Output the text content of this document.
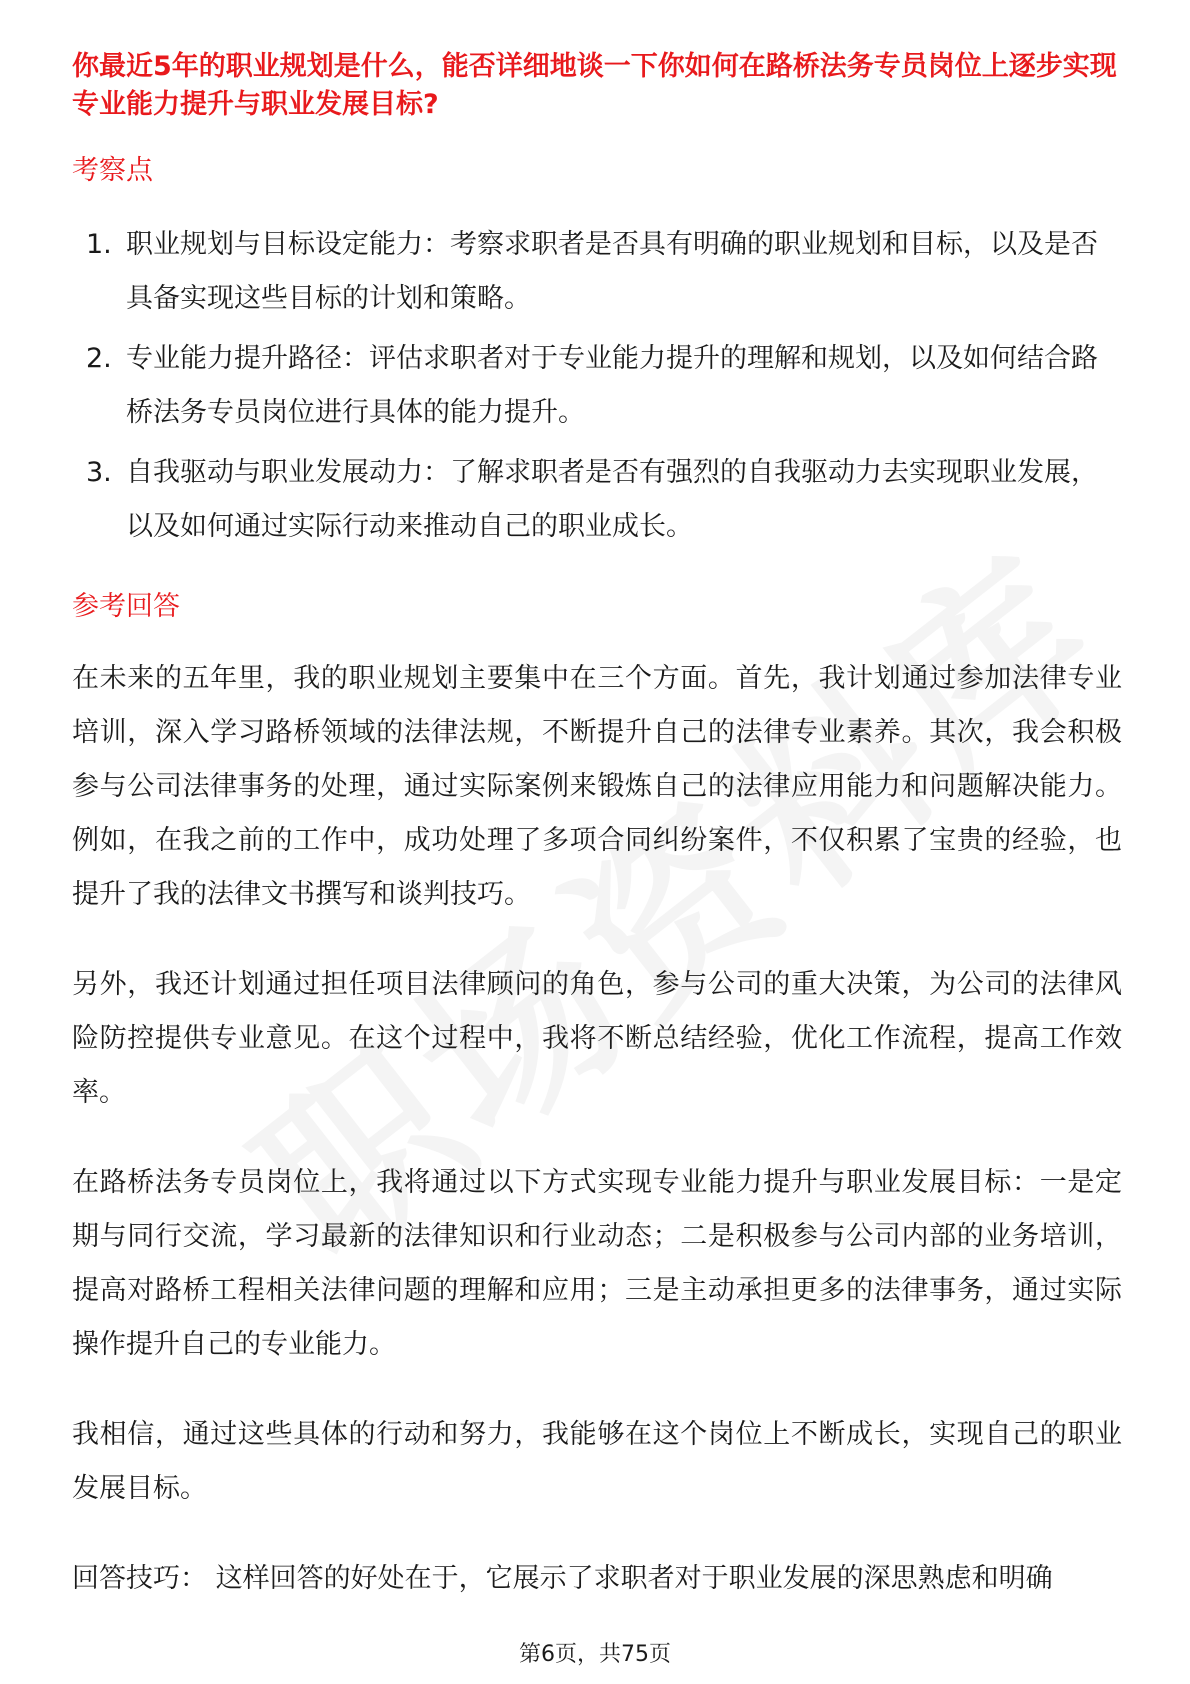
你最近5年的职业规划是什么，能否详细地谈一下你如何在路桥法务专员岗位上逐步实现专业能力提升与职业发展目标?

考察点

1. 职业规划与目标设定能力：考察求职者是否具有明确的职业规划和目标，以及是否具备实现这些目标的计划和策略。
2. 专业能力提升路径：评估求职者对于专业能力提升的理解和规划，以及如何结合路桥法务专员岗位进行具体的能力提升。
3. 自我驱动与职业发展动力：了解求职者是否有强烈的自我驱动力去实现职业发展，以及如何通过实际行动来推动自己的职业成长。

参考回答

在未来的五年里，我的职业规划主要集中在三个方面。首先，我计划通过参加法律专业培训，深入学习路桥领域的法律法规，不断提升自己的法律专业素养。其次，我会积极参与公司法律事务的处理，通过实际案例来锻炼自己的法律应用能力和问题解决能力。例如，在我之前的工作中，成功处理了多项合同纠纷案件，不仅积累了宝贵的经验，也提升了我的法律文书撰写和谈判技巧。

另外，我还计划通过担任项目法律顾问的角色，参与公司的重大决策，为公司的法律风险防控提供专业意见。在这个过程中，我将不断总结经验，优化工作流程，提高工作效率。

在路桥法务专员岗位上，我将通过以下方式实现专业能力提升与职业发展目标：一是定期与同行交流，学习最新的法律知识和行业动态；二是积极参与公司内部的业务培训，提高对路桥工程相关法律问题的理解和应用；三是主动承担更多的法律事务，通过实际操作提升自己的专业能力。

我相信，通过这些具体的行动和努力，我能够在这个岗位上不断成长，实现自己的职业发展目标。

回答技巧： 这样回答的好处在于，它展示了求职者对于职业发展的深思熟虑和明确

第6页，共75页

——————————

* TASK STATEMENT:
Reproduce every line above as written, skipping pictures.

* EXERCISE SOLUTION:
Output the text content of this document.
你最近5年的职业规划是什么，能否详细地谈一下你如何在路桥法务专员岗位上逐步实现专业能力提升与职业发展目标?

考察点

1. 职业规划与目标设定能力：考察求职者是否具有明确的职业规划和目标，以及是否具备实现这些目标的计划和策略。
2. 专业能力提升路径：评估求职者对于专业能力提升的理解和规划，以及如何结合路桥法务专员岗位进行具体的能力提升。
3. 自我驱动与职业发展动力：了解求职者是否有强烈的自我驱动力去实现职业发展，以及如何通过实际行动来推动自己的职业成长。

参考回答

在未来的五年里，我的职业规划主要集中在三个方面。首先，我计划通过参加法律专业培训，深入学习路桥领域的法律法规，不断提升自己的法律专业素养。其次，我会积极参与公司法律事务的处理，通过实际案例来锻炼自己的法律应用能力和问题解决能力。例如，在我之前的工作中，成功处理了多项合同纠纷案件，不仅积累了宝贵的经验，也提升了我的法律文书撰写和谈判技巧。

另外，我还计划通过担任项目法律顾问的角色，参与公司的重大决策，为公司的法律风险防控提供专业意见。在这个过程中，我将不断总结经验，优化工作流程，提高工作效率。

在路桥法务专员岗位上，我将通过以下方式实现专业能力提升与职业发展目标：一是定期与同行交流，学习最新的法律知识和行业动态；二是积极参与公司内部的业务培训，提高对路桥工程相关法律问题的理解和应用；三是主动承担更多的法律事务，通过实际操作提升自己的专业能力。

我相信，通过这些具体的行动和努力，我能够在这个岗位上不断成长，实现自己的职业发展目标。

回答技巧： 这样回答的好处在于，它展示了求职者对于职业发展的深思熟虑和明确

第6页，共75页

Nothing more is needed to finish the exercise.